Material shown
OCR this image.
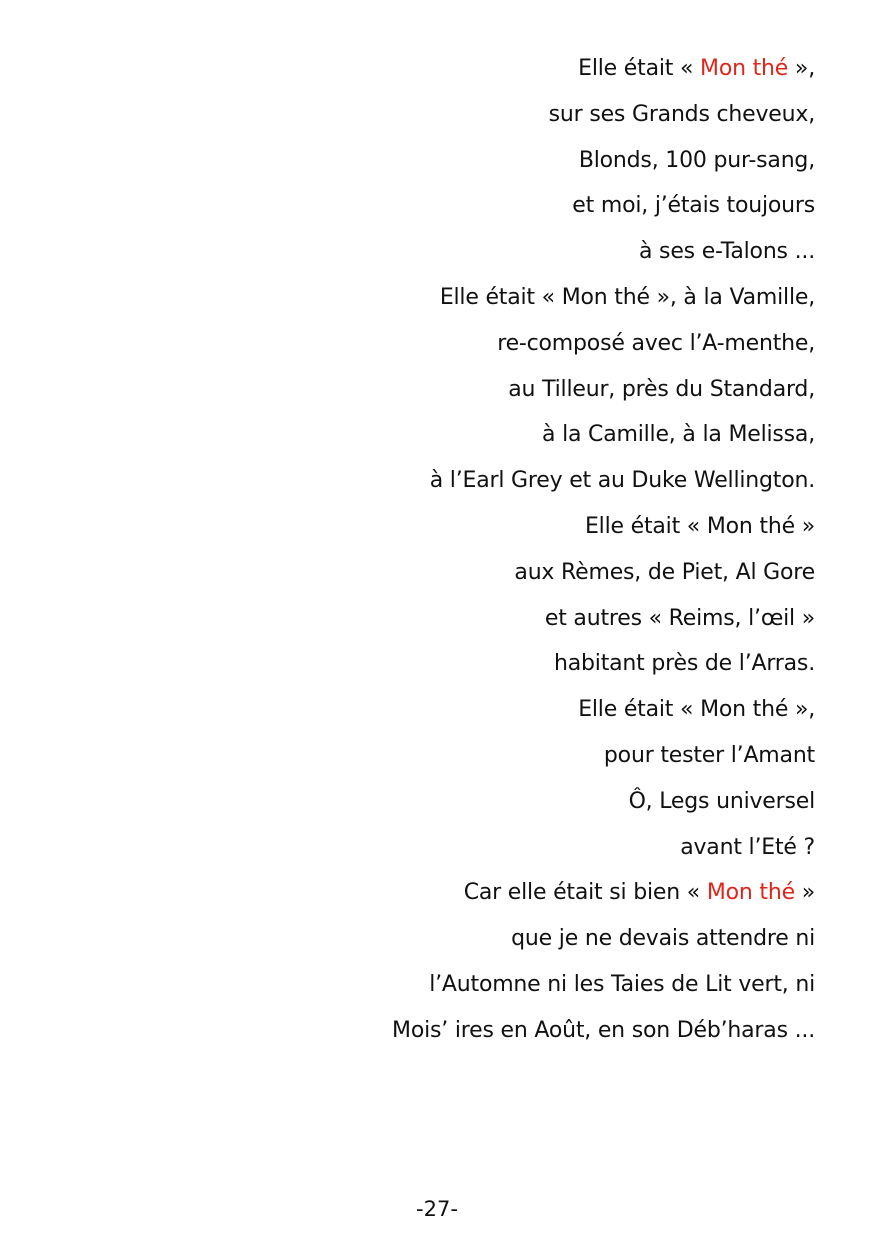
Elle était « Mon thé »,
sur ses Grands cheveux,
Blonds, 100 pur-sang,
et moi, j’étais toujours
à ses e-Talons ...
Elle était « Mon thé », à la Vamille,
re-composé avec l’A-menthe,
au Tilleur, près du Standard,
à la Camille, à la Melissa,
à l’Earl Grey et au Duke Wellington.
Elle était « Mon thé »
aux Rèmes, de Piet, Al Gore
et autres « Reims, l’œil »
habitant près de l’Arras.
Elle était « Mon thé »,
pour tester l’Amant
Ô, Legs universel
avant l’Eté ?
Car elle était si bien « Mon thé »
que je ne devais attendre ni
l’Automne ni les Taies de Lit vert, ni
Mois’ ires en Août, en son Déb’haras ...
-27-
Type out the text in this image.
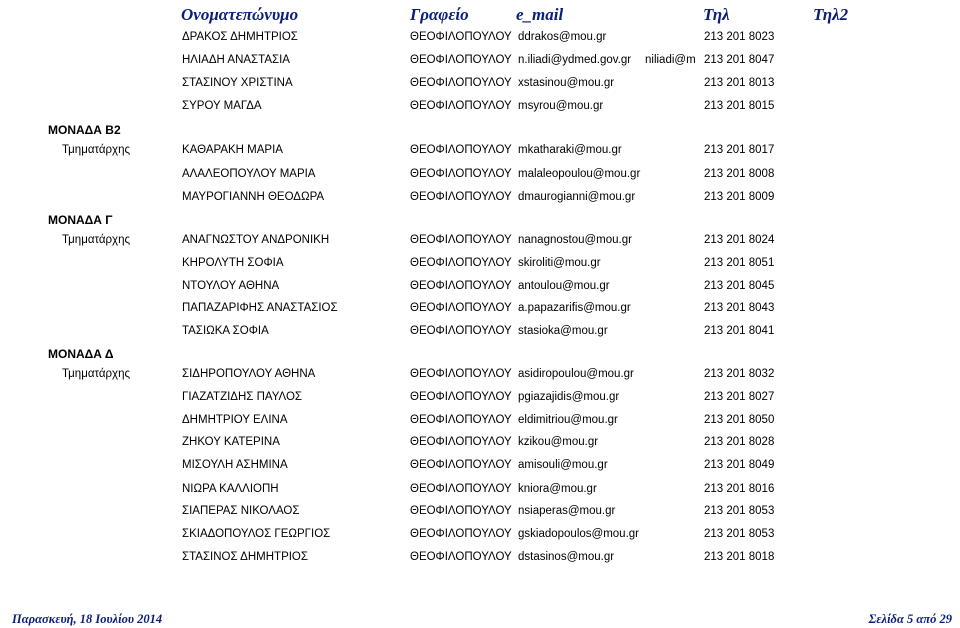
Ονοματεπώνυμο	Γραφείο	e_mail	Τηλ	Τηλ2
ΔΡΑΚΟΣ ΔΗΜΗΤΡΙΟΣ	ΘΕΟΦΙΛΟΠΟΥΛΟΥ ddrakos@mou.gr	213 201 8023
ΗΛΙΑΔΗ ΑΝΑΣΤΑΣΙΑ	ΘΕΟΦΙΛΟΠΟΥΛΟΥ n.iliadi@ydmed.gov.gr niliadi@m 213 201 8047
ΣΤΑΣΙΝΟΥ ΧΡΙΣΤΙΝΑ	ΘΕΟΦΙΛΟΠΟΥΛΟΥ xstasinou@mou.gr	213 201 8013
ΣΥΡΟΥ ΜΑΓΔΑ	ΘΕΟΦΙΛΟΠΟΥΛΟΥ msyrou@mou.gr	213 201 8015
ΜΟΝΑΔΑ Β2
Τμηματάρχης	ΚΑΘΑΡΑΚΗ ΜΑΡΙΑ	ΘΕΟΦΙΛΟΠΟΥΛΟΥ mkatharaki@mou.gr	213 201 8017
ΑΛΑΛΕΟΠΟΥΛΟΥ ΜΑΡΙΑ	ΘΕΟΦΙΛΟΠΟΥΛΟΥ malaleopoulou@mou.gr	213 201 8008
ΜΑΥΡΟΓΙΑΝΝΗ ΘΕΟΔΩΡΑ	ΘΕΟΦΙΛΟΠΟΥΛΟΥ dmaurogianni@mou.gr	213 201 8009
ΜΟΝΑΔΑ Γ
Τμηματάρχης	ΑΝΑΓΝΩΣΤΟΥ ΑΝΔΡΟΝΙΚΗ	ΘΕΟΦΙΛΟΠΟΥΛΟΥ nanagnostou@mou.gr	213 201 8024
ΚΗΡΟΛΥΤΗ ΣΟΦΙΑ	ΘΕΟΦΙΛΟΠΟΥΛΟΥ skiroliti@mou.gr	213 201 8051
ΝΤΟΥΛΟΥ ΑΘΗΝΑ	ΘΕΟΦΙΛΟΠΟΥΛΟΥ antoulou@mou.gr	213 201 8045
ΠΑΠΑΖΑΡΙΦΗΣ ΑΝΑΣΤΑΣΙΟΣ	ΘΕΟΦΙΛΟΠΟΥΛΟΥ a.papazarifis@mou.gr	213 201 8043
ΤΑΣΙΩΚΑ ΣΟΦΙΑ	ΘΕΟΦΙΛΟΠΟΥΛΟΥ stasioka@mou.gr	213 201 8041
ΜΟΝΑΔΑ Δ
Τμηματάρχης	ΣΙΔΗΡΟΠΟΥΛΟΥ ΑΘΗΝΑ	ΘΕΟΦΙΛΟΠΟΥΛΟΥ asidiropoulou@mou.gr	213 201 8032
ΓΙΑΖΑΤΖΙΔΗΣ ΠΑΥΛΟΣ	ΘΕΟΦΙΛΟΠΟΥΛΟΥ pgiazajidis@mou.gr	213 201 8027
ΔΗΜΗΤΡΙΟΥ ΕΛΙΝΑ	ΘΕΟΦΙΛΟΠΟΥΛΟΥ eldimitriou@mou.gr	213 201 8050
ΖΗΚΟΥ ΚΑΤΕΡΙΝΑ	ΘΕΟΦΙΛΟΠΟΥΛΟΥ kzikou@mou.gr	213 201 8028
ΜΙΣΟΥΛΗ ΑΣΗΜΙΝΑ	ΘΕΟΦΙΛΟΠΟΥΛΟΥ amisouli@mou.gr	213 201 8049
ΝΙΩΡΑ ΚΑΛΛΙΟΠΗ	ΘΕΟΦΙΛΟΠΟΥΛΟΥ kniora@mou.gr	213 201 8016
ΣΙΑΠΕΡΑΣ ΝΙΚΟΛΑΟΣ	ΘΕΟΦΙΛΟΠΟΥΛΟΥ nsiaperas@mou.gr	213 201 8053
ΣΚΙΑΔΟΠΟΥΛΟΣ ΓΕΩΡΓΙΟΣ	ΘΕΟΦΙΛΟΠΟΥΛΟΥ gskiadopoulos@mou.gr	213 201 8053
ΣΤΑΣΙΝΟΣ ΔΗΜΗΤΡΙΟΣ	ΘΕΟΦΙΛΟΠΟΥΛΟΥ dstasinos@mou.gr	213 201 8018
Παρασκευή, 18 Ιουλίου 2014	Σελίδα 5 από 29
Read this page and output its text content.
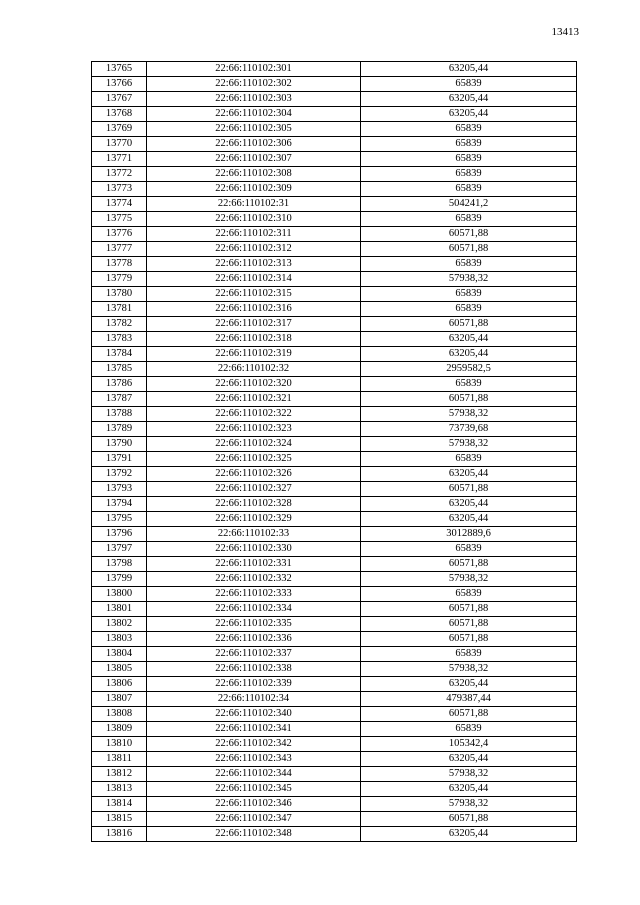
13413
13765	22:66:110102:301	63205,44
13766	22:66:110102:302	65839
13767	22:66:110102:303	63205,44
13768	22:66:110102:304	63205,44
13769	22:66:110102:305	65839
13770	22:66:110102:306	65839
13771	22:66:110102:307	65839
13772	22:66:110102:308	65839
13773	22:66:110102:309	65839
13774	22:66:110102:31	504241,2
13775	22:66:110102:310	65839
13776	22:66:110102:311	60571,88
13777	22:66:110102:312	60571,88
13778	22:66:110102:313	65839
13779	22:66:110102:314	57938,32
13780	22:66:110102:315	65839
13781	22:66:110102:316	65839
13782	22:66:110102:317	60571,88
13783	22:66:110102:318	63205,44
13784	22:66:110102:319	63205,44
13785	22:66:110102:32	2959582,5
13786	22:66:110102:320	65839
13787	22:66:110102:321	60571,88
13788	22:66:110102:322	57938,32
13789	22:66:110102:323	73739,68
13790	22:66:110102:324	57938,32
13791	22:66:110102:325	65839
13792	22:66:110102:326	63205,44
13793	22:66:110102:327	60571,88
13794	22:66:110102:328	63205,44
13795	22:66:110102:329	63205,44
13796	22:66:110102:33	3012889,6
13797	22:66:110102:330	65839
13798	22:66:110102:331	60571,88
13799	22:66:110102:332	57938,32
13800	22:66:110102:333	65839
13801	22:66:110102:334	60571,88
13802	22:66:110102:335	60571,88
13803	22:66:110102:336	60571,88
13804	22:66:110102:337	65839
13805	22:66:110102:338	57938,32
13806	22:66:110102:339	63205,44
13807	22:66:110102:34	479387,44
13808	22:66:110102:340	60571,88
13809	22:66:110102:341	65839
13810	22:66:110102:342	105342,4
13811	22:66:110102:343	63205,44
13812	22:66:110102:344	57938,32
13813	22:66:110102:345	63205,44
13814	22:66:110102:346	57938,32
13815	22:66:110102:347	60571,88
13816	22:66:110102:348	63205,44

Exercise prompt
Copy the data word for word. Pictures do not go in the copy.

Answer in full
OCR this image.
Elle était « Mon thé »,
sur ses Grands cheveux,
Blonds, 100 pur-sang,
et moi, j’étais toujours
à ses e-Talons ...
Elle était « Mon thé », à la Vamille,
re-composé avec l’A-menthe,
au Tilleur, près du Standard,
à la Camille, à la Melissa,
à l’Earl Grey et au Duke Wellington.
Elle était « Mon thé »
aux Rèmes, de Piet, Al Gore
et autres « Reims, l’œil »
habitant près de l’Arras.
Elle était « Mon thé »,
pour tester l’Amant
Ô, Legs universel
avant l’Eté ?
Car elle était si bien « Mon thé »
que je ne devais attendre ni
l’Automne ni les Taies de Lit vert, ni
Mois’ ires en Août, en son Déb’haras ...
-27-
Type out the text in this image.
Ονοματεπώνυμο	Γραφείο	e_mail	Τηλ	Τηλ2
ΔΡΑΚΟΣ ΔΗΜΗΤΡΙΟΣ	ΘΕΟΦΙΛΟΠΟΥΛΟΥ ddrakos@mou.gr	213 201 8023
ΗΛΙΑΔΗ ΑΝΑΣΤΑΣΙΑ	ΘΕΟΦΙΛΟΠΟΥΛΟΥ n.iliadi@ydmed.gov.gr niliadi@m 213 201 8047
ΣΤΑΣΙΝΟΥ ΧΡΙΣΤΙΝΑ	ΘΕΟΦΙΛΟΠΟΥΛΟΥ xstasinou@mou.gr	213 201 8013
ΣΥΡΟΥ ΜΑΓΔΑ	ΘΕΟΦΙΛΟΠΟΥΛΟΥ msyrou@mou.gr	213 201 8015
ΜΟΝΑΔΑ Β2
Τμηματάρχης	ΚΑΘΑΡΑΚΗ ΜΑΡΙΑ	ΘΕΟΦΙΛΟΠΟΥΛΟΥ mkatharaki@mou.gr	213 201 8017
ΑΛΑΛΕΟΠΟΥΛΟΥ ΜΑΡΙΑ	ΘΕΟΦΙΛΟΠΟΥΛΟΥ malaleopoulou@mou.gr	213 201 8008
ΜΑΥΡΟΓΙΑΝΝΗ ΘΕΟΔΩΡΑ	ΘΕΟΦΙΛΟΠΟΥΛΟΥ dmaurogianni@mou.gr	213 201 8009
ΜΟΝΑΔΑ Γ
Τμηματάρχης	ΑΝΑΓΝΩΣΤΟΥ ΑΝΔΡΟΝΙΚΗ	ΘΕΟΦΙΛΟΠΟΥΛΟΥ nanagnostou@mou.gr	213 201 8024
ΚΗΡΟΛΥΤΗ ΣΟΦΙΑ	ΘΕΟΦΙΛΟΠΟΥΛΟΥ skiroliti@mou.gr	213 201 8051
ΝΤΟΥΛΟΥ ΑΘΗΝΑ	ΘΕΟΦΙΛΟΠΟΥΛΟΥ antoulou@mou.gr	213 201 8045
ΠΑΠΑΖΑΡΙΦΗΣ ΑΝΑΣΤΑΣΙΟΣ	ΘΕΟΦΙΛΟΠΟΥΛΟΥ a.papazarifis@mou.gr	213 201 8043
ΤΑΣΙΩΚΑ ΣΟΦΙΑ	ΘΕΟΦΙΛΟΠΟΥΛΟΥ stasioka@mou.gr	213 201 8041
ΜΟΝΑΔΑ Δ
Τμηματάρχης	ΣΙΔΗΡΟΠΟΥΛΟΥ ΑΘΗΝΑ	ΘΕΟΦΙΛΟΠΟΥΛΟΥ asidiropoulou@mou.gr	213 201 8032
ΓΙΑΖΑΤΖΙΔΗΣ ΠΑΥΛΟΣ	ΘΕΟΦΙΛΟΠΟΥΛΟΥ pgiazajidis@mou.gr	213 201 8027
ΔΗΜΗΤΡΙΟΥ ΕΛΙΝΑ	ΘΕΟΦΙΛΟΠΟΥΛΟΥ eldimitriou@mou.gr	213 201 8050
ΖΗΚΟΥ ΚΑΤΕΡΙΝΑ	ΘΕΟΦΙΛΟΠΟΥΛΟΥ kzikou@mou.gr	213 201 8028
ΜΙΣΟΥΛΗ ΑΣΗΜΙΝΑ	ΘΕΟΦΙΛΟΠΟΥΛΟΥ amisouli@mou.gr	213 201 8049
ΝΙΩΡΑ ΚΑΛΛΙΟΠΗ	ΘΕΟΦΙΛΟΠΟΥΛΟΥ kniora@mou.gr	213 201 8016
ΣΙΑΠΕΡΑΣ ΝΙΚΟΛΑΟΣ	ΘΕΟΦΙΛΟΠΟΥΛΟΥ nsiaperas@mou.gr	213 201 8053
ΣΚΙΑΔΟΠΟΥΛΟΣ ΓΕΩΡΓΙΟΣ	ΘΕΟΦΙΛΟΠΟΥΛΟΥ gskiadopoulos@mou.gr	213 201 8053
ΣΤΑΣΙΝΟΣ ΔΗΜΗΤΡΙΟΣ	ΘΕΟΦΙΛΟΠΟΥΛΟΥ dstasinos@mou.gr	213 201 8018
Παρασκευή, 18 Ιουλίου 2014	Σελίδα 5 από 29
Read this page and output its text content.
13413
13765	22:66:110102:301	63205,44
13766	22:66:110102:302	65839
13767	22:66:110102:303	63205,44
13768	22:66:110102:304	63205,44
13769	22:66:110102:305	65839
13770	22:66:110102:306	65839
13771	22:66:110102:307	65839
13772	22:66:110102:308	65839
13773	22:66:110102:309	65839
13774	22:66:110102:31	504241,2
13775	22:66:110102:310	65839
13776	22:66:110102:311	60571,88
13777	22:66:110102:312	60571,88
13778	22:66:110102:313	65839
13779	22:66:110102:314	57938,32
13780	22:66:110102:315	65839
13781	22:66:110102:316	65839
13782	22:66:110102:317	60571,88
13783	22:66:110102:318	63205,44
13784	22:66:110102:319	63205,44
13785	22:66:110102:32	2959582,5
13786	22:66:110102:320	65839
13787	22:66:110102:321	60571,88
13788	22:66:110102:322	57938,32
13789	22:66:110102:323	73739,68
13790	22:66:110102:324	57938,32
13791	22:66:110102:325	65839
13792	22:66:110102:326	63205,44
13793	22:66:110102:327	60571,88
13794	22:66:110102:328	63205,44
13795	22:66:110102:329	63205,44
13796	22:66:110102:33	3012889,6
13797	22:66:110102:330	65839
13798	22:66:110102:331	60571,88
13799	22:66:110102:332	57938,32
13800	22:66:110102:333	65839
13801	22:66:110102:334	60571,88
13802	22:66:110102:335	60571,88
13803	22:66:110102:336	60571,88
13804	22:66:110102:337	65839
13805	22:66:110102:338	57938,32
13806	22:66:110102:339	63205,44
13807	22:66:110102:34	479387,44
13808	22:66:110102:340	60571,88
13809	22:66:110102:341	65839
13810	22:66:110102:342	105342,4
13811	22:66:110102:343	63205,44
13812	22:66:110102:344	57938,32
13813	22:66:110102:345	63205,44
13814	22:66:110102:346	57938,32
13815	22:66:110102:347	60571,88
13816	22:66:110102:348	63205,44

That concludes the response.